#### TASK
What lines of the data hold the string "this"? Pull each one out.

#### DATASET EXTRACT
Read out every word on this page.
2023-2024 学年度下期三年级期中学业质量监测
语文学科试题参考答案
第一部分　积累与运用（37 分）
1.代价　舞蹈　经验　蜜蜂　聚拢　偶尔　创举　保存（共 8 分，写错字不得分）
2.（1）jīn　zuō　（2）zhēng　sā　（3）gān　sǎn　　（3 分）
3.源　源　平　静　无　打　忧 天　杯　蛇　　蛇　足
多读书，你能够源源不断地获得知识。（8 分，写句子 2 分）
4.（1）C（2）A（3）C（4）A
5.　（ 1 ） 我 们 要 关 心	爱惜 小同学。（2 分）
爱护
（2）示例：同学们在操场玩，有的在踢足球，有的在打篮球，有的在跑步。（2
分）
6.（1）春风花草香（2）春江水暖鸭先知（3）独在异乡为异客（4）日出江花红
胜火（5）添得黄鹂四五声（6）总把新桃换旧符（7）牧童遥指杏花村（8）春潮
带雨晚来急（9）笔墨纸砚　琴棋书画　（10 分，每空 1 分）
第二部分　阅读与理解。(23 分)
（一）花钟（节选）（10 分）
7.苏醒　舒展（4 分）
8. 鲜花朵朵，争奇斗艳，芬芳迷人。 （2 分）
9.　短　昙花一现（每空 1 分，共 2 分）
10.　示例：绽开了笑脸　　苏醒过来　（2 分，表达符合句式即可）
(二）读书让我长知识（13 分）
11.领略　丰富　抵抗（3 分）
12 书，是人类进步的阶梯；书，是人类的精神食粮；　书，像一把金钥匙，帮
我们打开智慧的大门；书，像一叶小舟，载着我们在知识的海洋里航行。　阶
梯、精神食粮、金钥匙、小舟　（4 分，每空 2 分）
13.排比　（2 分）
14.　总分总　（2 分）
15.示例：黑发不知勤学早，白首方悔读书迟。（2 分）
---
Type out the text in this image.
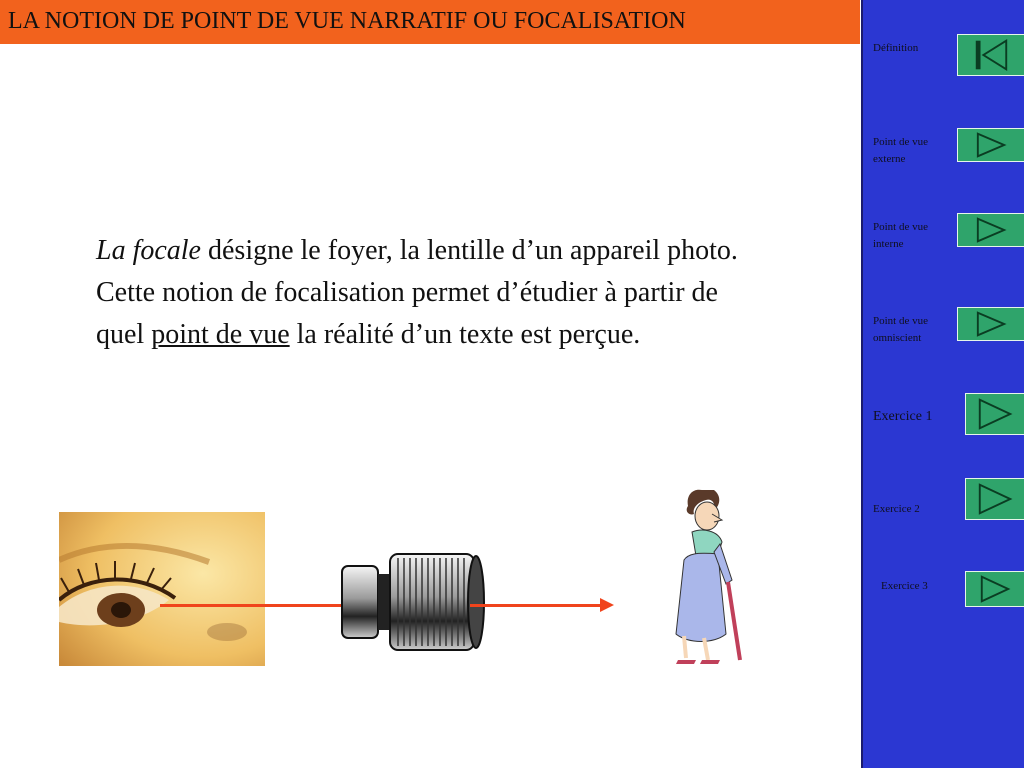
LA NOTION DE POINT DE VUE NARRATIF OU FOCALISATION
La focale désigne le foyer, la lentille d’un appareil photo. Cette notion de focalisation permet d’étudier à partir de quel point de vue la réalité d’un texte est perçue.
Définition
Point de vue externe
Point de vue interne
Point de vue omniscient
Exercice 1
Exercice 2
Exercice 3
...
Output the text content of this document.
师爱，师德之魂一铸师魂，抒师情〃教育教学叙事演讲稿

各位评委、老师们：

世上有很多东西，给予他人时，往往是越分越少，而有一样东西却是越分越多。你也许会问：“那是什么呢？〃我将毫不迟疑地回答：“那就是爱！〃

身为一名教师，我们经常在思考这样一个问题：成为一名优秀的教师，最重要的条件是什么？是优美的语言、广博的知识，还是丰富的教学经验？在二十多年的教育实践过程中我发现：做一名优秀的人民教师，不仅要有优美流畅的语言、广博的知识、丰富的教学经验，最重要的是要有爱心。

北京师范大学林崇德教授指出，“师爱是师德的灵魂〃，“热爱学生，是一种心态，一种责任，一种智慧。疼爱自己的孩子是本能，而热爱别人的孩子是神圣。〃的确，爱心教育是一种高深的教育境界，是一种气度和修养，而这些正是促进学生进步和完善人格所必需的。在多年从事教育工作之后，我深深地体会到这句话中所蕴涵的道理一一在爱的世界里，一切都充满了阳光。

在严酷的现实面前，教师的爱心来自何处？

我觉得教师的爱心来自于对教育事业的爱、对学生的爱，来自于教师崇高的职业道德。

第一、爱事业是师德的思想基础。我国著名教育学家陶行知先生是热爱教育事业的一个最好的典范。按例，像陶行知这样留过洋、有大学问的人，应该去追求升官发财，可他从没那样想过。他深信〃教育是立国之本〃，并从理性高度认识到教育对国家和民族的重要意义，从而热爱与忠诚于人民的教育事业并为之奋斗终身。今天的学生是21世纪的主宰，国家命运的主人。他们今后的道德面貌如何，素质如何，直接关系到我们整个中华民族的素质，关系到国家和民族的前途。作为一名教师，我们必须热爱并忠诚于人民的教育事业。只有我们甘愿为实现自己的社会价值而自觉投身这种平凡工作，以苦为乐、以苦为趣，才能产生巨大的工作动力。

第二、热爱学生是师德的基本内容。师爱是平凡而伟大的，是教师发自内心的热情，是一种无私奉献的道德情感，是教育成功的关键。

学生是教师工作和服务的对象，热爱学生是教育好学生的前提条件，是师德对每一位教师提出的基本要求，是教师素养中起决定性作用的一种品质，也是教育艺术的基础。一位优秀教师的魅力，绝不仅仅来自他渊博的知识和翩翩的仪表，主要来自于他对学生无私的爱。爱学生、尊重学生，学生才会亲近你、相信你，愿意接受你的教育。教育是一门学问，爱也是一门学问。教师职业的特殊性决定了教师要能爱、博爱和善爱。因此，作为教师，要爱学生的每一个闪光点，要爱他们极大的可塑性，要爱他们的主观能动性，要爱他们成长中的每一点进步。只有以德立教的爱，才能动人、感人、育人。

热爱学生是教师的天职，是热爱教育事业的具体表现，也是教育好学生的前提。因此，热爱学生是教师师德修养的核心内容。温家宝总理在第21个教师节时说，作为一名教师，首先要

#### THE REPLY
Read out every word on this page.
Type out the text in this image.
Output the text content of this document.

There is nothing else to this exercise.